→ WHAT THIS TASK INVOLVES
Extend the article on the southwestern Syria de-escalation zone and Israeli concern over Iran's foothold near the Golan, picking up right after its final sentence.

In their latest meeting on November 11, U.S. President Donald Trump and Russian President Vladimir Putin affirmed joint implementation of an early July ceasefire plan to establish a “de-escalation zone” in southwestern Syria.
More precisely, the zone, meant to reduce fighting in southwestern Syria, covers Daraa province bordering Jordan and Quneitra province bordering the Israeli-occupied Golan Heights.
While the arrangement—replicated in other regions of the country as well—has helped stabilize Syria and reduce the scale of violence between conflicting factions, it has sounded alarm bells in neighboring Israel.
Israeli leaders are concerned that the scheme will afford Iran, its regional archfoe, an unprecedented opportunity to carve out a foothold in Israel’s backyard in the wider Golan region.
Indeed, the Islamic Republic has ever since its establishment in 1979 confronted Israel by proxy only, that is, through Lebanese Hezbollah and Palestinian groups such as Hamas and Islamic Jihad. Now thanks to the Syrian civil war that has culminated in a relative victory for the Assad regime, Iran has found itself, for the first time over the past four decades, only a few kilometers from Israeli territory.
Once consolidated, such a position would be decisive for possible conflicts in the future between Israel and Iran or its allies. As Israeli intelligence minister Yisrael Katz indicated during a security conference in Tel Aviv on September 11, in the event of military confrontation, Iran will be able to deploy “tens of thousands of Shia militiamen…from various countries” on Israel’s northeastern borders.

→ EXTRACTED INFORMATION

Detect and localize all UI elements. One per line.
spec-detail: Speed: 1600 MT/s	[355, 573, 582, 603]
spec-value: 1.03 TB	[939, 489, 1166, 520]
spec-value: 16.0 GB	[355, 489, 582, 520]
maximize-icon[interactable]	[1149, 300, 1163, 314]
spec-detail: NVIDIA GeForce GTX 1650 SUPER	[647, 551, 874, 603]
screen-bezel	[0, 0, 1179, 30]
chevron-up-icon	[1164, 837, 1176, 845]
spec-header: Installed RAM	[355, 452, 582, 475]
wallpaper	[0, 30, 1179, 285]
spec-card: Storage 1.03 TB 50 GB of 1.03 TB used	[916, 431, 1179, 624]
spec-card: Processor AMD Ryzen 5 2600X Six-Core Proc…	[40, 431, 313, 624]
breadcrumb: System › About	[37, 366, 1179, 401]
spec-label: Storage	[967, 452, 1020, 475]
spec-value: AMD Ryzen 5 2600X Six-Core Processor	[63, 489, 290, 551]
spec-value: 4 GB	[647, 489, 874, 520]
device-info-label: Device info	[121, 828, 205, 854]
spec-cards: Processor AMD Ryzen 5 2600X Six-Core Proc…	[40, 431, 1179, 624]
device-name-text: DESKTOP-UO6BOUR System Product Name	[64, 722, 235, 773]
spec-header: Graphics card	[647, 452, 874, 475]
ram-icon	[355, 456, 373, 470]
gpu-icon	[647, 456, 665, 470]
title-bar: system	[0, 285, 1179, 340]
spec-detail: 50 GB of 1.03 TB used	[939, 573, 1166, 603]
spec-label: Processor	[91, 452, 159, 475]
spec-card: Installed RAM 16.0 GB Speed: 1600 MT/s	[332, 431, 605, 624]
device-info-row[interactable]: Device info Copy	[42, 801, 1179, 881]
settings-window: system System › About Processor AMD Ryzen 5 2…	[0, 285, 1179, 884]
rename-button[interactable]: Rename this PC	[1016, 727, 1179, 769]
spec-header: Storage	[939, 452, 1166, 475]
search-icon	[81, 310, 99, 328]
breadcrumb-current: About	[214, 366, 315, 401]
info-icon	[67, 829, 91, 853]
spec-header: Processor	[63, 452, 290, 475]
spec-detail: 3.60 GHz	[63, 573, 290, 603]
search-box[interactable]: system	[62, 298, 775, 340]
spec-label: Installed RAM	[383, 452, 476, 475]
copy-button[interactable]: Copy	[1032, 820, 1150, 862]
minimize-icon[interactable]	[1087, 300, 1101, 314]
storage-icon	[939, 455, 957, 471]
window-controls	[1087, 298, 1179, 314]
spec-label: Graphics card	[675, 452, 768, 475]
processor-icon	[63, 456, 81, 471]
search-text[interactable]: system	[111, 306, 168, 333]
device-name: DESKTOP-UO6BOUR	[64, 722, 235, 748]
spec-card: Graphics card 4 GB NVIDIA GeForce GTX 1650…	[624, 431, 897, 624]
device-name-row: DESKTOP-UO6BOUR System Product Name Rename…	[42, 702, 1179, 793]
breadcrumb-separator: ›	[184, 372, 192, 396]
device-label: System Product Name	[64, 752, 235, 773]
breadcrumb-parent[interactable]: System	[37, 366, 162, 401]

→ EXERCISE RESPONSE
To prevent this from happening, Israel has adopted a multi-pronged strategy that consists of efforts to target Iranian Revolutionary Guards and allied militias at the Quneitra and Golan regions, and to intercept the transfer of advanced weaponry to Hezbollah, including mid-range missiles. The Israeli strategy to counter Iran has been pursued systematically since the tide of war turned in favor of the Assad regime following the recapture of Aleppo in late December 2016, though it has been in place for a longer time.
One of the most significant and provocative developments along these lines took place on January 18, 2015, when Israeli jets struck a convoy in Mazraat Amal in the Quneitra region. The airstrike killed six Hezbollah members, including Jihad Mughniyeh—son of late Hezbollah military chief Imad Mughniyeh—and Gen. Mohammad Ali Allahdadi, a high-ranking Revolutionary Guards commander.
Less than two weeks later, on January 30, Hezbollah retaliated by launching an ambush rocket attack against an Israeli convoy near the border with Lebanon that left two soldiers dead.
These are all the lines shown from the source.